• **To do**:
Which lines hold the string "气冲斗牛"? Copy every one of them.
-- START OF Extracted information --
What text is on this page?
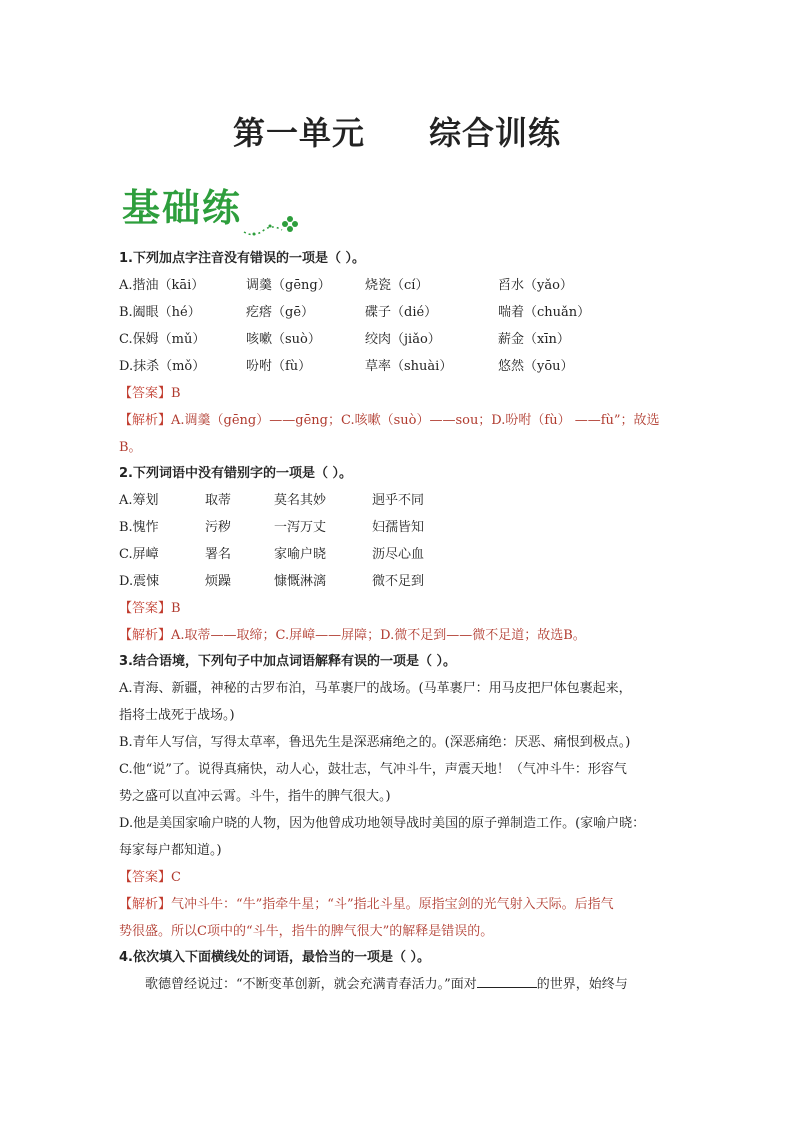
第一单元 综合训练
基础练
1.下列加点字注音没有错误的一项是（ ）。
A.揩油（kāi）	调羹（gēng）	烧瓷（cí）	舀水（yǎo）
B.阖眼（hé）	疙瘩（gē）	碟子（dié）	喘着（chuǎn）
C.保姆（mǔ）	咳嗽（suò）	绞肉（jiǎo）	薪金（xīn）
D.抹杀（mǒ）	吩咐（fù）	草率（shuài）	悠然（yōu）
【答案】B
【解析】A.调羹（gēng）——gēng；C.咳嗽（suò）——sou；D.吩咐（fù） ——fù”；故选B。
2.下列词语中没有错别字的一项是（ ）。
A.筹划	取蒂	莫名其妙	迥乎不同
B.愧怍	污秽	一泻万丈	妇孺皆知
C.屏嶂	署名	家喻户晓	沥尽心血
D.震悚	烦躁	慷慨淋漓	微不足到
【答案】B
【解析】A.取蒂——取缔；C.屏嶂——屏障；D.微不足到——微不足道；故选B。
3.结合语境，下列句子中加点词语解释有误的一项是（ ）。
A.青海、新疆，神秘的古罗布泊，马革裹尸的战场。(马革裹尸：用马皮把尸体包裹起来，
指将士战死于战场。)
B.青年人写信，写得太草率，鲁迅先生是深恶痛绝之的。(深恶痛绝：厌恶、痛恨到极点。)
C.他“说”了。说得真痛快，动人心，鼓壮志，气冲斗牛，声震天地！（气冲斗牛：形容气
势之盛可以直冲云霄。斗牛，指牛的脾气很大。)
D.他是美国家喻户晓的人物，因为他曾成功地领导战时美国的原子弹制造工作。(家喻户晓：
每家每户都知道。)
【答案】C
【解析】气冲斗牛：“牛”指牵牛星；“斗”指北斗星。原指宝剑的光气射入天际。后指气
势很盛。所以C项中的“斗牛，指牛的脾气很大”的解释是错误的。
4.依次填入下面横线处的词语，最恰当的一项是（ ）。
歌德曾经说过：“不断变革创新，就会充满青春活力。”面对	的世界，始终与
-- END OF Extracted information --
• **Reply to the task**:
C.他“说”了。说得真痛快，动人心，鼓壮志，气冲斗牛，声震天地！（气冲斗牛：形容气
【解析】气冲斗牛：“牛”指牵牛星；“斗”指北斗星。原指宝剑的光气射入天际。后指气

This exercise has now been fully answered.